**Input**
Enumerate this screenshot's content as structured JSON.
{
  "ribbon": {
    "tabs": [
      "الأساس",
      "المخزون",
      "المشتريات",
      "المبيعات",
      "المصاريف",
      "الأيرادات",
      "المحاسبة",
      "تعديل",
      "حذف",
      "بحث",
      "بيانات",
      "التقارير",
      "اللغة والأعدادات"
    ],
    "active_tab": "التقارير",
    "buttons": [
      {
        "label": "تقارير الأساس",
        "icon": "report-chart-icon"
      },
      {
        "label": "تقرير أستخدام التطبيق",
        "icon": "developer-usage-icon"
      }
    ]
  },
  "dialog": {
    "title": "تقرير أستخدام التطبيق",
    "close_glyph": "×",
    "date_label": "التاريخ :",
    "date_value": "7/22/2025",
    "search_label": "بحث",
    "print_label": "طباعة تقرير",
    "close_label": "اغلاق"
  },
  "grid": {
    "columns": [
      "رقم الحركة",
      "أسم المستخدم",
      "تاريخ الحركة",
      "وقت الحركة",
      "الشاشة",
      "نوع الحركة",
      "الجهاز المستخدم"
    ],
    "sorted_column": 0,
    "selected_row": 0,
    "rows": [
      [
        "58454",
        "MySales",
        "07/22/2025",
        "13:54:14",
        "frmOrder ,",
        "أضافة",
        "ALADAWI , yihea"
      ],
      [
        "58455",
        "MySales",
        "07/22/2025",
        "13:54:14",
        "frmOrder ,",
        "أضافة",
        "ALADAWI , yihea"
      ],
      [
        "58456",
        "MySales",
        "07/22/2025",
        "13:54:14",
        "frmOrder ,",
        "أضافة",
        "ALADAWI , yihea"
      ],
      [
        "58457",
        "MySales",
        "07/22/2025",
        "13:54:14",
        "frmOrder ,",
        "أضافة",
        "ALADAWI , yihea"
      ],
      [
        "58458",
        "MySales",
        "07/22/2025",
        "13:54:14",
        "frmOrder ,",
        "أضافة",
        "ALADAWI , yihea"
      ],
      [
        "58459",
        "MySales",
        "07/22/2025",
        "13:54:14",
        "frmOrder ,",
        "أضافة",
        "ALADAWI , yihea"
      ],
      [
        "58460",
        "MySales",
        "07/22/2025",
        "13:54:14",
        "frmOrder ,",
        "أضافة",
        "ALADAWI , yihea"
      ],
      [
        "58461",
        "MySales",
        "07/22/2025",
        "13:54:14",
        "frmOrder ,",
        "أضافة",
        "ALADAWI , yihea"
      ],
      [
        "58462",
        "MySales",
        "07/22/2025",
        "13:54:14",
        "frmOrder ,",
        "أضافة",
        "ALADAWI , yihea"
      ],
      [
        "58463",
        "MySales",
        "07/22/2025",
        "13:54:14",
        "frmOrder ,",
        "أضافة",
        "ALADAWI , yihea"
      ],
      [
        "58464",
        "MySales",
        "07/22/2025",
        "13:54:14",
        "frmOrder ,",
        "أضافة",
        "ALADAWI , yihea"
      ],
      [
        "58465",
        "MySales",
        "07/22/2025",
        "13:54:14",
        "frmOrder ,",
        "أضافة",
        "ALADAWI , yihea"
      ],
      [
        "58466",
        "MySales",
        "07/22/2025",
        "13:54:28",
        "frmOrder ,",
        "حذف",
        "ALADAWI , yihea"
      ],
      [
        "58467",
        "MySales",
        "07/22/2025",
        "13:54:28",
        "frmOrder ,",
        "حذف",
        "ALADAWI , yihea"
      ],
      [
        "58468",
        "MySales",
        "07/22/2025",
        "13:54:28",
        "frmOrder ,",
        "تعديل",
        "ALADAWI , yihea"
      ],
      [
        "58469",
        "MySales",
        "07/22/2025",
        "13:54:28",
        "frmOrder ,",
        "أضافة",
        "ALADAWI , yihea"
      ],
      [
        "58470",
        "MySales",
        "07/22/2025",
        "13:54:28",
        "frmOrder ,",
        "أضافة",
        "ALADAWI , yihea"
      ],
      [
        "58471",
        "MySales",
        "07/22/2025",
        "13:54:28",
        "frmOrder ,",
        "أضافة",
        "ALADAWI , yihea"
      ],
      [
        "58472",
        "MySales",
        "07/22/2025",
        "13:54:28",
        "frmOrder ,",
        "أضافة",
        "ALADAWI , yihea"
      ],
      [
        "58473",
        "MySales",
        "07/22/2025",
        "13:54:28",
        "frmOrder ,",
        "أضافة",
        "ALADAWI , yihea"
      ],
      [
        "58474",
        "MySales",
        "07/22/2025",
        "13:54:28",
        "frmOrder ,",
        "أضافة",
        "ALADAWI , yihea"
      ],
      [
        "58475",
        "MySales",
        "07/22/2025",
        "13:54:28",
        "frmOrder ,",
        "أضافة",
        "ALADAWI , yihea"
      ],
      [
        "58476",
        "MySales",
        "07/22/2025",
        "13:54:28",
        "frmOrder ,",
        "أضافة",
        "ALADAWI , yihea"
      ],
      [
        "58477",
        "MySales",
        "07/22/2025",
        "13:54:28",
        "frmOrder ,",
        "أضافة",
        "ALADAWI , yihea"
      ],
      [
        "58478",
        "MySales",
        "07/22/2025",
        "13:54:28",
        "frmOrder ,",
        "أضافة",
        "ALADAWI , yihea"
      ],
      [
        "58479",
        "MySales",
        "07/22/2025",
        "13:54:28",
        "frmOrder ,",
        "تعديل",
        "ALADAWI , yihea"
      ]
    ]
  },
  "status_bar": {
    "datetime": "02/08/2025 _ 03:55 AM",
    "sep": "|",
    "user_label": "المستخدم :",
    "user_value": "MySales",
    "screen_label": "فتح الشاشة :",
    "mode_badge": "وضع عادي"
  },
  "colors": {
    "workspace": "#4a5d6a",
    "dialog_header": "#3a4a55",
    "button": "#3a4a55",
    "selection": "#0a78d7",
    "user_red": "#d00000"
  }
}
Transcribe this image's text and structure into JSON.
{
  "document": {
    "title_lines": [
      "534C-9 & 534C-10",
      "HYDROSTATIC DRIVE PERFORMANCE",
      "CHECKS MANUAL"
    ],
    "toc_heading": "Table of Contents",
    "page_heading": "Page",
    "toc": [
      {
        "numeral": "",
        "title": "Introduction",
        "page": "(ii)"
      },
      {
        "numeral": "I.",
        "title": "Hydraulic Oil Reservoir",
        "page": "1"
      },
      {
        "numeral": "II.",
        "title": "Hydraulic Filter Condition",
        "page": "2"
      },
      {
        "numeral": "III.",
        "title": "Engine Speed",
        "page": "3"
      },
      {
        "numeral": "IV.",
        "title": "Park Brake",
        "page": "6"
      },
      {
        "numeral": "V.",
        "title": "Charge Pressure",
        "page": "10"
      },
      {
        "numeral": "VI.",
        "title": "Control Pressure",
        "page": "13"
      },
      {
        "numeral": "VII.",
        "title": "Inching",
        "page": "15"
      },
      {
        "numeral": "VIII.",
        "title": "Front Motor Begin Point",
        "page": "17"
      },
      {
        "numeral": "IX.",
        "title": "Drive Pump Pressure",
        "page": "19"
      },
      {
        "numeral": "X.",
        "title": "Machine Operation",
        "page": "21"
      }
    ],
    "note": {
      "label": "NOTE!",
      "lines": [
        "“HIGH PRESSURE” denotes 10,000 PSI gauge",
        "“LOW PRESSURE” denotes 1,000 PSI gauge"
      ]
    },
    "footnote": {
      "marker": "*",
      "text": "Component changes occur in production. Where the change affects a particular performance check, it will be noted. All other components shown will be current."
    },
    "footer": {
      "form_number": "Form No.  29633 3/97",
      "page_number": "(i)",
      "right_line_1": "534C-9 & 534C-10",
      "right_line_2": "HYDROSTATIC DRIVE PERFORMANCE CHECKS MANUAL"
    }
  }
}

**Stated goal**
Your task is to quote all of the data word for word.

**Full solution**
Enumerate this screenshot's content as structured JSON.
{
  "ribbon": {
    "tabs": [
      "الأساس",
      "المخزون",
      "المشتريات",
      "المبيعات",
      "المصاريف",
      "الأيرادات",
      "المحاسبة",
      "تعديل",
      "حذف",
      "بحث",
      "بيانات",
      "التقارير",
      "اللغة والأعدادات"
    ],
    "active_tab": "التقارير",
    "buttons": [
      {
        "label": "تقارير الأساس",
        "icon": "report-chart-icon"
      },
      {
        "label": "تقرير أستخدام التطبيق",
        "icon": "developer-usage-icon"
      }
    ]
  },
  "dialog": {
    "title": "تقرير أستخدام التطبيق",
    "close_glyph": "×",
    "date_label": "التاريخ :",
    "date_value": "7/22/2025",
    "search_label": "بحث",
    "print_label": "طباعة تقرير",
    "close_label": "اغلاق"
  },
  "grid": {
    "columns": [
      "رقم الحركة",
      "أسم المستخدم",
      "تاريخ الحركة",
      "وقت الحركة",
      "الشاشة",
      "نوع الحركة",
      "الجهاز المستخدم"
    ],
    "sorted_column": 0,
    "selected_row": 0,
    "rows": [
      [
        "58454",
        "MySales",
        "07/22/2025",
        "13:54:14",
        "frmOrder ,",
        "أضافة",
        "ALADAWI , yihea"
      ],
      [
        "58455",
        "MySales",
        "07/22/2025",
        "13:54:14",
        "frmOrder ,",
        "أضافة",
        "ALADAWI , yihea"
      ],
      [
        "58456",
        "MySales",
        "07/22/2025",
        "13:54:14",
        "frmOrder ,",
        "أضافة",
        "ALADAWI , yihea"
      ],
      [
        "58457",
        "MySales",
        "07/22/2025",
        "13:54:14",
        "frmOrder ,",
        "أضافة",
        "ALADAWI , yihea"
      ],
      [
        "58458",
        "MySales",
        "07/22/2025",
        "13:54:14",
        "frmOrder ,",
        "أضافة",
        "ALADAWI , yihea"
      ],
      [
        "58459",
        "MySales",
        "07/22/2025",
        "13:54:14",
        "frmOrder ,",
        "أضافة",
        "ALADAWI , yihea"
      ],
      [
        "58460",
        "MySales",
        "07/22/2025",
        "13:54:14",
        "frmOrder ,",
        "أضافة",
        "ALADAWI , yihea"
      ],
      [
        "58461",
        "MySales",
        "07/22/2025",
        "13:54:14",
        "frmOrder ,",
        "أضافة",
        "ALADAWI , yihea"
      ],
      [
        "58462",
        "MySales",
        "07/22/2025",
        "13:54:14",
        "frmOrder ,",
        "أضافة",
        "ALADAWI , yihea"
      ],
      [
        "58463",
        "MySales",
        "07/22/2025",
        "13:54:14",
        "frmOrder ,",
        "أضافة",
        "ALADAWI , yihea"
      ],
      [
        "58464",
        "MySales",
        "07/22/2025",
        "13:54:14",
        "frmOrder ,",
        "أضافة",
        "ALADAWI , yihea"
      ],
      [
        "58465",
        "MySales",
        "07/22/2025",
        "13:54:14",
        "frmOrder ,",
        "أضافة",
        "ALADAWI , yihea"
      ],
      [
        "58466",
        "MySales",
        "07/22/2025",
        "13:54:28",
        "frmOrder ,",
        "حذف",
        "ALADAWI , yihea"
      ],
      [
        "58467",
        "MySales",
        "07/22/2025",
        "13:54:28",
        "frmOrder ,",
        "حذف",
        "ALADAWI , yihea"
      ],
      [
        "58468",
        "MySales",
        "07/22/2025",
        "13:54:28",
        "frmOrder ,",
        "تعديل",
        "ALADAWI , yihea"
      ],
      [
        "58469",
        "MySales",
        "07/22/2025",
        "13:54:28",
        "frmOrder ,",
        "أضافة",
        "ALADAWI , yihea"
      ],
      [
        "58470",
        "MySales",
        "07/22/2025",
        "13:54:28",
        "frmOrder ,",
        "أضافة",
        "ALADAWI , yihea"
      ],
      [
        "58471",
        "MySales",
        "07/22/2025",
        "13:54:28",
        "frmOrder ,",
        "أضافة",
        "ALADAWI , yihea"
      ],
      [
        "58472",
        "MySales",
        "07/22/2025",
        "13:54:28",
        "frmOrder ,",
        "أضافة",
        "ALADAWI , yihea"
      ],
      [
        "58473",
        "MySales",
        "07/22/2025",
        "13:54:28",
        "frmOrder ,",
        "أضافة",
        "ALADAWI , yihea"
      ],
      [
        "58474",
        "MySales",
        "07/22/2025",
        "13:54:28",
        "frmOrder ,",
        "أضافة",
        "ALADAWI , yihea"
      ],
      [
        "58475",
        "MySales",
        "07/22/2025",
        "13:54:28",
        "frmOrder ,",
        "أضافة",
        "ALADAWI , yihea"
      ],
      [
        "58476",
        "MySales",
        "07/22/2025",
        "13:54:28",
        "frmOrder ,",
        "أضافة",
        "ALADAWI , yihea"
      ],
      [
        "58477",
        "MySales",
        "07/22/2025",
        "13:54:28",
        "frmOrder ,",
        "أضافة",
        "ALADAWI , yihea"
      ],
      [
        "58478",
        "MySales",
        "07/22/2025",
        "13:54:28",
        "frmOrder ,",
        "أضافة",
        "ALADAWI , yihea"
      ],
      [
        "58479",
        "MySales",
        "07/22/2025",
        "13:54:28",
        "frmOrder ,",
        "تعديل",
        "ALADAWI , yihea"
      ]
    ]
  },
  "status_bar": {
    "datetime": "02/08/2025 _ 03:55 AM",
    "sep": "|",
    "user_label": "المستخدم :",
    "user_value": "MySales",
    "screen_label": "فتح الشاشة :",
    "mode_badge": "وضع عادي"
  },
  "colors": {
    "workspace": "#4a5d6a",
    "dialog_header": "#3a4a55",
    "button": "#3a4a55",
    "selection": "#0a78d7",
    "user_red": "#d00000"
  }
}
Transcribe this image's text and structure into JSON.
{
  "document": {
    "title_lines": [
      "534C-9 & 534C-10",
      "HYDROSTATIC DRIVE PERFORMANCE",
      "CHECKS MANUAL"
    ],
    "toc_heading": "Table of Contents",
    "page_heading": "Page",
    "toc": [
      {
        "numeral": "",
        "title": "Introduction",
        "page": "(ii)"
      },
      {
        "numeral": "I.",
        "title": "Hydraulic Oil Reservoir",
        "page": "1"
      },
      {
        "numeral": "II.",
        "title": "Hydraulic Filter Condition",
        "page": "2"
      },
      {
        "numeral": "III.",
        "title": "Engine Speed",
        "page": "3"
      },
      {
        "numeral": "IV.",
        "title": "Park Brake",
        "page": "6"
      },
      {
        "numeral": "V.",
        "title": "Charge Pressure",
        "page": "10"
      },
      {
        "numeral": "VI.",
        "title": "Control Pressure",
        "page": "13"
      },
      {
        "numeral": "VII.",
        "title": "Inching",
        "page": "15"
      },
      {
        "numeral": "VIII.",
        "title": "Front Motor Begin Point",
        "page": "17"
      },
      {
        "numeral": "IX.",
        "title": "Drive Pump Pressure",
        "page": "19"
      },
      {
        "numeral": "X.",
        "title": "Machine Operation",
        "page": "21"
      }
    ],
    "note": {
      "label": "NOTE!",
      "lines": [
        "“HIGH PRESSURE” denotes 10,000 PSI gauge",
        "“LOW PRESSURE” denotes 1,000 PSI gauge"
      ]
    },
    "footnote": {
      "marker": "*",
      "text": "Component changes occur in production. Where the change affects a particular performance check, it will be noted. All other components shown will be current."
    },
    "footer": {
      "form_number": "Form No.  29633 3/97",
      "page_number": "(i)",
      "right_line_1": "534C-9 & 534C-10",
      "right_line_2": "HYDROSTATIC DRIVE PERFORMANCE CHECKS MANUAL"
    }
  }
}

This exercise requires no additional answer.